- TASK DETAILS -
Gather the lines from the material that contain "Asked".

- Items from a dataset -
>> Begin
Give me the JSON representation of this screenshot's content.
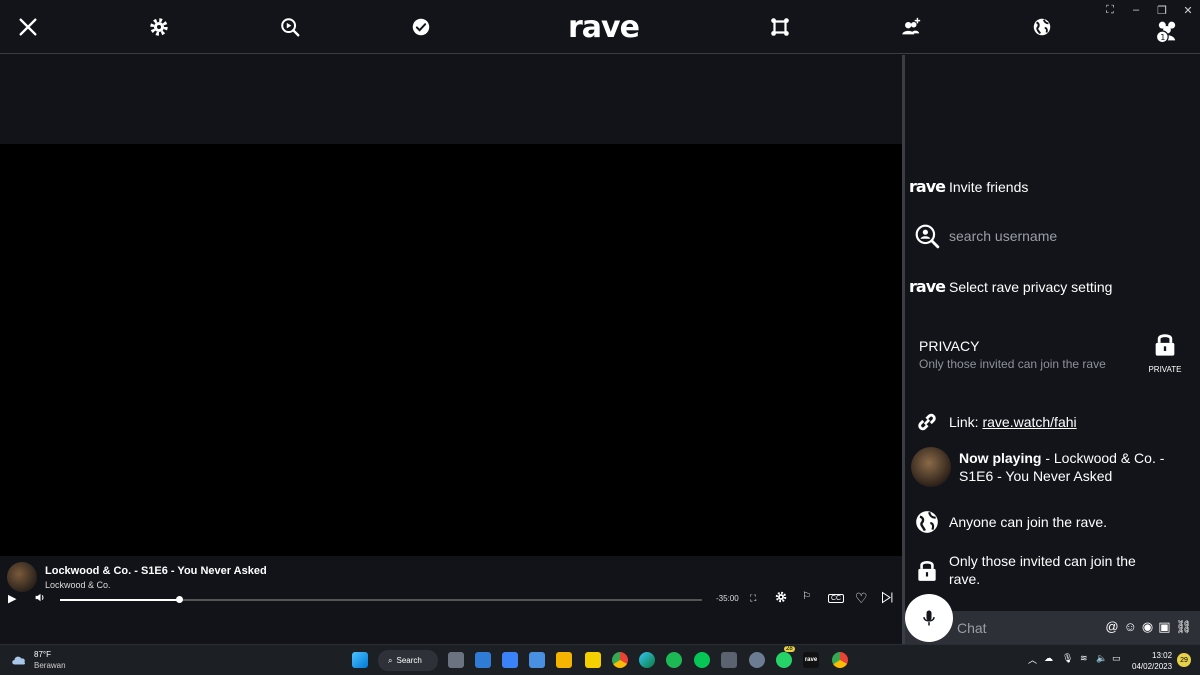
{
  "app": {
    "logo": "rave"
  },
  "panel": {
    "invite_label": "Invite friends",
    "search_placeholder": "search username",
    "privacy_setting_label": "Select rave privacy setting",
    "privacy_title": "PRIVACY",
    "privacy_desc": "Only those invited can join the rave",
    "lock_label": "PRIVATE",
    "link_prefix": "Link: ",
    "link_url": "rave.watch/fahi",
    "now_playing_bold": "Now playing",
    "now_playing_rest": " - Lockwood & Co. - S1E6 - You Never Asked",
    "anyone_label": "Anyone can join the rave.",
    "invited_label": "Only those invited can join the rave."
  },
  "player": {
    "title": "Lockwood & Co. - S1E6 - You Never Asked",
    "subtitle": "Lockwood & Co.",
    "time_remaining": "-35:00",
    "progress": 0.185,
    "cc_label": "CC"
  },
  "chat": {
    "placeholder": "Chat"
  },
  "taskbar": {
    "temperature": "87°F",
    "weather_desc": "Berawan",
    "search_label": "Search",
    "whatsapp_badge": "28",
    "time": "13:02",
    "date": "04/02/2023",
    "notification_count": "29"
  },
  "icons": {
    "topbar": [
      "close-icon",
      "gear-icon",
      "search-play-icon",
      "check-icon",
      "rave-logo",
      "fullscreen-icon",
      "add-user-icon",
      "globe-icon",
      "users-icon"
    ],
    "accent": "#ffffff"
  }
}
>> End
>> Begin
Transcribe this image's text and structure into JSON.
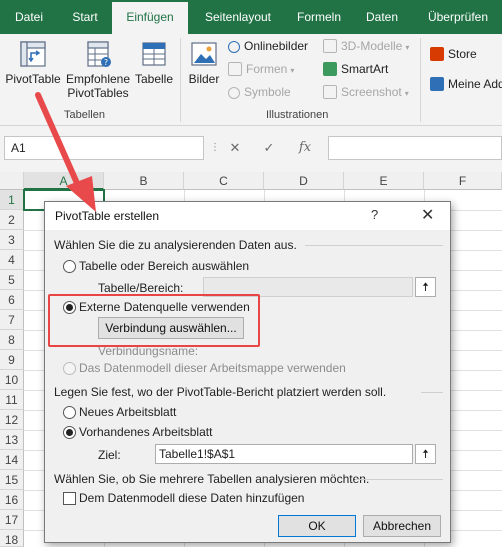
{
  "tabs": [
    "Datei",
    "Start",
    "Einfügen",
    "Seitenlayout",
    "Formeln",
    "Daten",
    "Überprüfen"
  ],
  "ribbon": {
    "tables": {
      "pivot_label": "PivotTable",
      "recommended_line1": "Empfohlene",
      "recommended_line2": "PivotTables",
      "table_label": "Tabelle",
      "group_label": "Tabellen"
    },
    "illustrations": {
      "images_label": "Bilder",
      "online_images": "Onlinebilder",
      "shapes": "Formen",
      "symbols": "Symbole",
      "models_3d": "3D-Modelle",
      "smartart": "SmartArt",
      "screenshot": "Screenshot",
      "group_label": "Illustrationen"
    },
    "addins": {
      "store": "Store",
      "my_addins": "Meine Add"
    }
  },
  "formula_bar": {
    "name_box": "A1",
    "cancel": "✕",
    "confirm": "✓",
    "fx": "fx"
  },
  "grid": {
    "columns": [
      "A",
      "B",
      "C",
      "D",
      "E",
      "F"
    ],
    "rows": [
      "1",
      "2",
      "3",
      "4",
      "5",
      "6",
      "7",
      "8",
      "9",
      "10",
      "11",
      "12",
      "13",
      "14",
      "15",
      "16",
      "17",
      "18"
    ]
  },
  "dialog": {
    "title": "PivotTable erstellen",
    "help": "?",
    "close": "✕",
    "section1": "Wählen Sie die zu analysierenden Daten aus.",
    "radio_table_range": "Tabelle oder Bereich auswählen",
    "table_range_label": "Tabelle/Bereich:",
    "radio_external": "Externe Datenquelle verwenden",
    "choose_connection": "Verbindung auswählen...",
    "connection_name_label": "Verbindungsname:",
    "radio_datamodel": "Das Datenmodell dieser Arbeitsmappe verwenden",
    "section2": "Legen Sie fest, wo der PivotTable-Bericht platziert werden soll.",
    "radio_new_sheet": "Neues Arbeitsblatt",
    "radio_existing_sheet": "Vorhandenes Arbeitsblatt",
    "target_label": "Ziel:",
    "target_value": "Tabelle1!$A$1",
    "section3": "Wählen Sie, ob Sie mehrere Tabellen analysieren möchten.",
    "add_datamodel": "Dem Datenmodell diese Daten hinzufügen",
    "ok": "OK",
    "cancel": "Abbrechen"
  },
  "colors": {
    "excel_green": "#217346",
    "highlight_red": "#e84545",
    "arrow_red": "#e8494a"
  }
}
>> End
- SOLUTION TO THIS EXERCISE -
    "now_playing_rest": " - Lockwood & Co. - S1E6 - You Never Asked",
    "title": "Lockwood & Co. - S1E6 - You Never Asked",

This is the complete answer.